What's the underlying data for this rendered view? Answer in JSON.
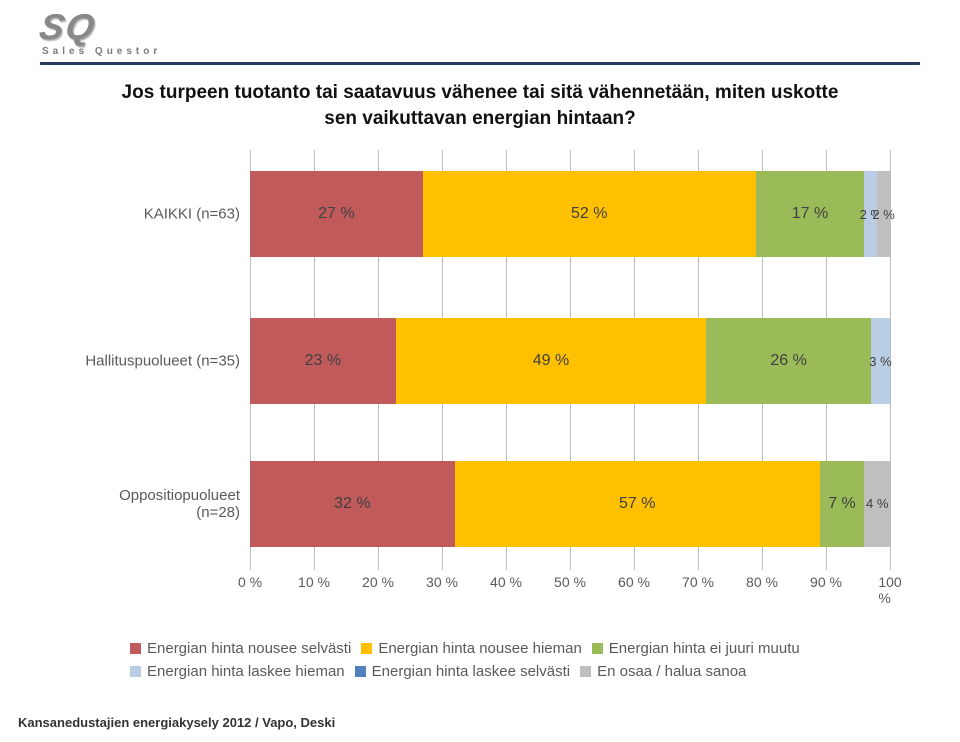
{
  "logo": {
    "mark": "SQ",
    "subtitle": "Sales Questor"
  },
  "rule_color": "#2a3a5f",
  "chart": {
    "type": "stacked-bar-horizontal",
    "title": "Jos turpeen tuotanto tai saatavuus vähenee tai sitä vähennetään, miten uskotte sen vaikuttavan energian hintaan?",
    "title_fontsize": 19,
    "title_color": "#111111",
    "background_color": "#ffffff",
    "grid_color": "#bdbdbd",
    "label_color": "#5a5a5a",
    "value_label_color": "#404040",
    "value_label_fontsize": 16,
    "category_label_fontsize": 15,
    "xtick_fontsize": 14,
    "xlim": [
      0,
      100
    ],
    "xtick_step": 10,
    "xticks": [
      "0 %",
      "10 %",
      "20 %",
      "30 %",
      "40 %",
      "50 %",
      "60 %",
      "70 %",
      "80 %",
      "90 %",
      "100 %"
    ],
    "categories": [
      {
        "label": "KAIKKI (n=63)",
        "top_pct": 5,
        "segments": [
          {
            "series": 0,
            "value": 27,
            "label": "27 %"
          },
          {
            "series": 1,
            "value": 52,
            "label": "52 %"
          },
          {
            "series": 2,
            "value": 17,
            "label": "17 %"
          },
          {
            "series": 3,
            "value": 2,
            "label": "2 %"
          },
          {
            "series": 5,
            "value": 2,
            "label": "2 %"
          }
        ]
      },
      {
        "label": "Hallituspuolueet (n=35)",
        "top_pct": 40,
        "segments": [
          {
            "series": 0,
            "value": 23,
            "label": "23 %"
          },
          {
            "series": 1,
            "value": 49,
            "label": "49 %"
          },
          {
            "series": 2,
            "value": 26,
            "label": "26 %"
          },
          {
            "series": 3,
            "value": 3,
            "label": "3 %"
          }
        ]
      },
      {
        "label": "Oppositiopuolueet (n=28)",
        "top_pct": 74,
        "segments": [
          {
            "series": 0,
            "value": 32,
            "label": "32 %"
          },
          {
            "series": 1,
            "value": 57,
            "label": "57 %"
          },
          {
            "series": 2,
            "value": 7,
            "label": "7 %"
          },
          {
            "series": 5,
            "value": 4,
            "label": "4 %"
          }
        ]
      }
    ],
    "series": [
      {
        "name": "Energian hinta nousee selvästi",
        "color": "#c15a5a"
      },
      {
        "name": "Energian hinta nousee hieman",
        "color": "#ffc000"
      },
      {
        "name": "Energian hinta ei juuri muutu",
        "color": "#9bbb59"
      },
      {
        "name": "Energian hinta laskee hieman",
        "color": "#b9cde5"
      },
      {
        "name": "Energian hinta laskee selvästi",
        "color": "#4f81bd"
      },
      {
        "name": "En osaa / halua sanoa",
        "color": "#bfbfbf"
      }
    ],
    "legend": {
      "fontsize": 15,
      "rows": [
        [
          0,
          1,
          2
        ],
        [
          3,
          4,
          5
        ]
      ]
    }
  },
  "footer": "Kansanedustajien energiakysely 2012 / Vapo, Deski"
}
--
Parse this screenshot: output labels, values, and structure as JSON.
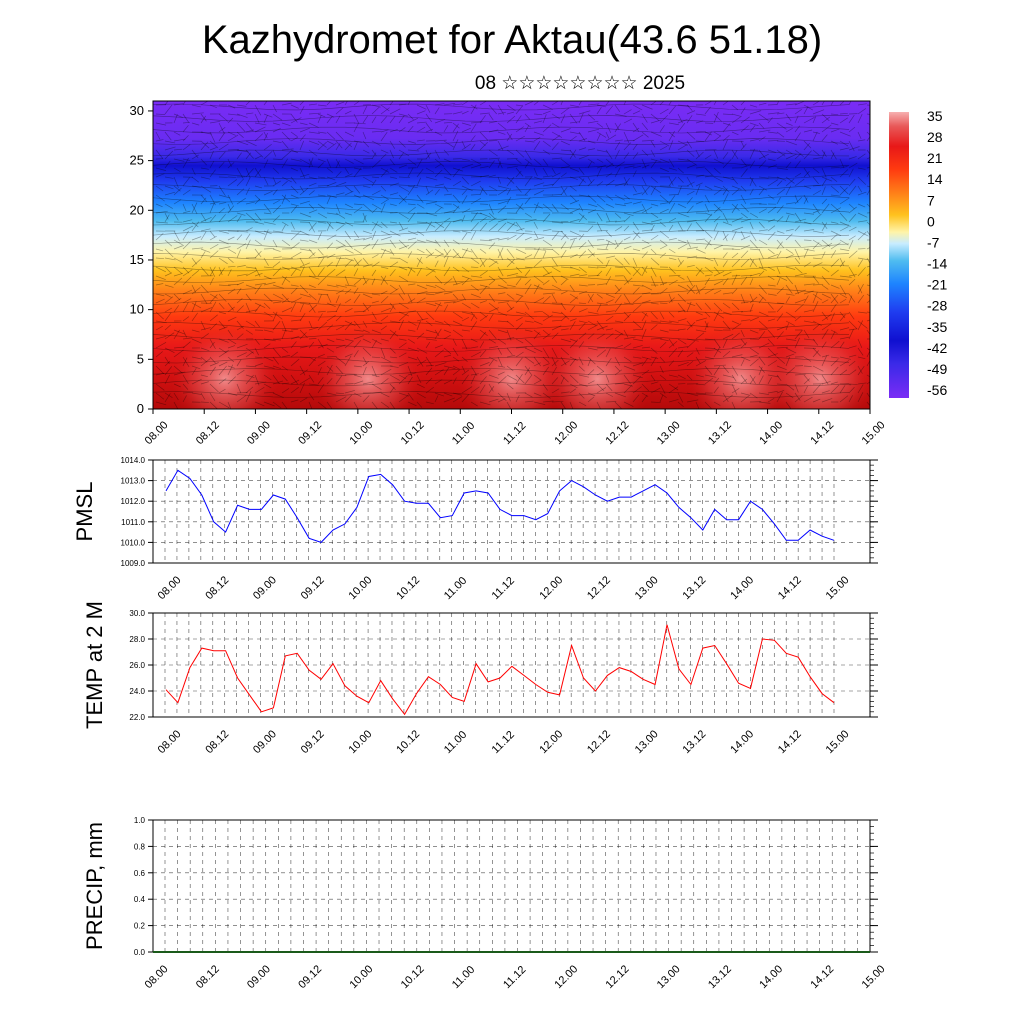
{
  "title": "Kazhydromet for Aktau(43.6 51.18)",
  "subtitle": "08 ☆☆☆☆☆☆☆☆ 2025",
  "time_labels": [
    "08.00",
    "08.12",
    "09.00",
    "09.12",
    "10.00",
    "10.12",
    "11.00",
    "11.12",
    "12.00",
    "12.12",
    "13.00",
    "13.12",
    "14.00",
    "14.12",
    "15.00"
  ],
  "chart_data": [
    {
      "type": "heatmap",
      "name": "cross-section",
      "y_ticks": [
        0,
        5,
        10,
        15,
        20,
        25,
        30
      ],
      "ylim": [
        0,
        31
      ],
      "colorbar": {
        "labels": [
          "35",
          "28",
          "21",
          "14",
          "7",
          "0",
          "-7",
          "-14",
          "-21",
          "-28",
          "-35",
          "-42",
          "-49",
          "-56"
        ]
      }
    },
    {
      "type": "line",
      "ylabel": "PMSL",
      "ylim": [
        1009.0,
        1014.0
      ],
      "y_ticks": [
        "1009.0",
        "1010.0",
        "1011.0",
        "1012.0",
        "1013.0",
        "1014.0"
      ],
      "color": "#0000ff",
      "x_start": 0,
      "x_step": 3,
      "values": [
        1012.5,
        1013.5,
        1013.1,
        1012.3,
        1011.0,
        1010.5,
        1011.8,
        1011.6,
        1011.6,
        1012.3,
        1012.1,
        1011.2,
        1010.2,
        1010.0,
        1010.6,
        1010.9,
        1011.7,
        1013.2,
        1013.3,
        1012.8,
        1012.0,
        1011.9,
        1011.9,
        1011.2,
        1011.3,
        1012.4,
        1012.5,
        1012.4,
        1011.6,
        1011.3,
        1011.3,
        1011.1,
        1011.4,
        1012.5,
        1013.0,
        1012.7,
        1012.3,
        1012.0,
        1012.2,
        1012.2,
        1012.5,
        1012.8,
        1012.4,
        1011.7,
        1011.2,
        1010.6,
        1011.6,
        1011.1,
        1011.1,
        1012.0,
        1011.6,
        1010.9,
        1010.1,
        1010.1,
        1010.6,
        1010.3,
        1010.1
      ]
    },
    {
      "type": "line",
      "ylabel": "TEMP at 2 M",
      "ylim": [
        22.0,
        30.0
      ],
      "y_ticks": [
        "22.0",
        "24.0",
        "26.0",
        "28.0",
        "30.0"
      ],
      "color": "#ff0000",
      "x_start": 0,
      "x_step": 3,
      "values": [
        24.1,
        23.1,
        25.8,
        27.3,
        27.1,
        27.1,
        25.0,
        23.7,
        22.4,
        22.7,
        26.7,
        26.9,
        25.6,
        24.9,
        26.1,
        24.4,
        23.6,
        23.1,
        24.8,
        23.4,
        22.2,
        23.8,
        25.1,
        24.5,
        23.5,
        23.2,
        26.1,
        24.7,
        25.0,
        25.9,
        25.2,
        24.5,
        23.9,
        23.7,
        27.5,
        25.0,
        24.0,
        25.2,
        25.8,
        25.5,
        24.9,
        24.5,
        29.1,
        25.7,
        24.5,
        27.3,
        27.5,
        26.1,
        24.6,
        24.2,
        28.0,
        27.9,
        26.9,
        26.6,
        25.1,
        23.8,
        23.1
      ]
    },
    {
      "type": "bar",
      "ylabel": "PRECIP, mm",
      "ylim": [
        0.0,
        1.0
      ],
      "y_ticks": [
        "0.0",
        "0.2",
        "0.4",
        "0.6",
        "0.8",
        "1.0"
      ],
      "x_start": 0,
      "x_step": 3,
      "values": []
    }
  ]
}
---
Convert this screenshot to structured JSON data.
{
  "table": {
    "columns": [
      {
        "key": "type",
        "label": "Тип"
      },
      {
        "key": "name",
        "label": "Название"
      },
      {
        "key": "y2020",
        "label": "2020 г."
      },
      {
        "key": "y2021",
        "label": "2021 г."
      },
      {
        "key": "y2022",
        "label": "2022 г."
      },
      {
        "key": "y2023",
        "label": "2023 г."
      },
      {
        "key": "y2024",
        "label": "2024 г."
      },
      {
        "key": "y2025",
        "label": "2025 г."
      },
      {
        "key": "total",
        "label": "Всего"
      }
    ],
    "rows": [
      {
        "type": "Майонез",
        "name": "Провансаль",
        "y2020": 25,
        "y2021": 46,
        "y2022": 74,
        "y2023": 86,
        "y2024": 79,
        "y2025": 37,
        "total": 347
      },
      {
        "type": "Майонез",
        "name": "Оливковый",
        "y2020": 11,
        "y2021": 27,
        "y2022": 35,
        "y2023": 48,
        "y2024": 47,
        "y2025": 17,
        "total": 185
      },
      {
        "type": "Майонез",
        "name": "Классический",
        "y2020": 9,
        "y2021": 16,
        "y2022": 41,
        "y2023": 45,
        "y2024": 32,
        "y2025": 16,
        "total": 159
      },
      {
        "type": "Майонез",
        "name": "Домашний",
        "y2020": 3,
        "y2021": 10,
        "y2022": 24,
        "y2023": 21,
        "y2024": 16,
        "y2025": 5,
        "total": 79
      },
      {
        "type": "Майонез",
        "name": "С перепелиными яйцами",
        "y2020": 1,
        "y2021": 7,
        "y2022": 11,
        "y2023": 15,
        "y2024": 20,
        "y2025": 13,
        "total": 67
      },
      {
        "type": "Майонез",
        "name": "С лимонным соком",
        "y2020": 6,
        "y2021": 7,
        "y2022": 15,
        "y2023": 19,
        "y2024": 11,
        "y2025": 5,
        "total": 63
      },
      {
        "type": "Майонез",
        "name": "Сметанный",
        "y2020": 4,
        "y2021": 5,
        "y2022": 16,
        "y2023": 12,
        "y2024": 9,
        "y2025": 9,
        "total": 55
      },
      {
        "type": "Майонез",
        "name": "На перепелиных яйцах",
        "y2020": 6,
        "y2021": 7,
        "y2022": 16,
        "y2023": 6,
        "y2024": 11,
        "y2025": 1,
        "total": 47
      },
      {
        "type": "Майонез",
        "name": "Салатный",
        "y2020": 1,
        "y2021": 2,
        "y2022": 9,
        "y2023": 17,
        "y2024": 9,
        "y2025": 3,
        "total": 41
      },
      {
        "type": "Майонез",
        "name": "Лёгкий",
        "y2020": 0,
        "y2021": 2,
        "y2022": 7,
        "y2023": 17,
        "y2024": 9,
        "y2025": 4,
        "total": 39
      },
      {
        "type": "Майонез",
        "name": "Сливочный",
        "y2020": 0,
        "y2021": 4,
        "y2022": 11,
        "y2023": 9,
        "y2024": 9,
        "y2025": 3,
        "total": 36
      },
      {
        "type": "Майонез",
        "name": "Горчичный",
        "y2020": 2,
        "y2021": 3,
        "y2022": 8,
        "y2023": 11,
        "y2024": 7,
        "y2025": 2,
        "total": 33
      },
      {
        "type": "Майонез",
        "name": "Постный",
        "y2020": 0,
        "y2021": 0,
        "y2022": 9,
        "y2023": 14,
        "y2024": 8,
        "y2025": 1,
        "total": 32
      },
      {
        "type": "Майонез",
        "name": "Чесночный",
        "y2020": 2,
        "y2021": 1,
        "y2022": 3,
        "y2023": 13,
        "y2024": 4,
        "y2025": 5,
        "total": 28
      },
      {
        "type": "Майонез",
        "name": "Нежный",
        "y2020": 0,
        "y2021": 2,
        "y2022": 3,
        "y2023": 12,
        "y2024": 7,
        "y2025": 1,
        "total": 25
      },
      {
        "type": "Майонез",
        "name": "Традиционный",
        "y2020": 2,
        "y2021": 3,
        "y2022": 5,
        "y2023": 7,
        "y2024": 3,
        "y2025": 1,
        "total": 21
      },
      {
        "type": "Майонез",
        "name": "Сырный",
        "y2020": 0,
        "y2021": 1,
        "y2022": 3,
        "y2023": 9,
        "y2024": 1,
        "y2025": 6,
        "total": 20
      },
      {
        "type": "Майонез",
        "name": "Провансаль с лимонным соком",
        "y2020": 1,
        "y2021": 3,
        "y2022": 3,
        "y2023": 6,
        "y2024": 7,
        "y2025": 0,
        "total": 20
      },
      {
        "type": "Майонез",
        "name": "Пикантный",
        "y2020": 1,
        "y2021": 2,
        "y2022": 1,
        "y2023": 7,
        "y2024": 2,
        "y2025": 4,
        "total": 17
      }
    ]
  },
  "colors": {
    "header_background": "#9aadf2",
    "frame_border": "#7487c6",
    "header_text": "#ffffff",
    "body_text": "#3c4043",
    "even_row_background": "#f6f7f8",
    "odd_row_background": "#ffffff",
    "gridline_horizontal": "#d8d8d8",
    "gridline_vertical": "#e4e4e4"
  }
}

[THE REQUEST]
Give the count of lines containing "selvästi", with no added text.

[RESPONSE BELOW]
2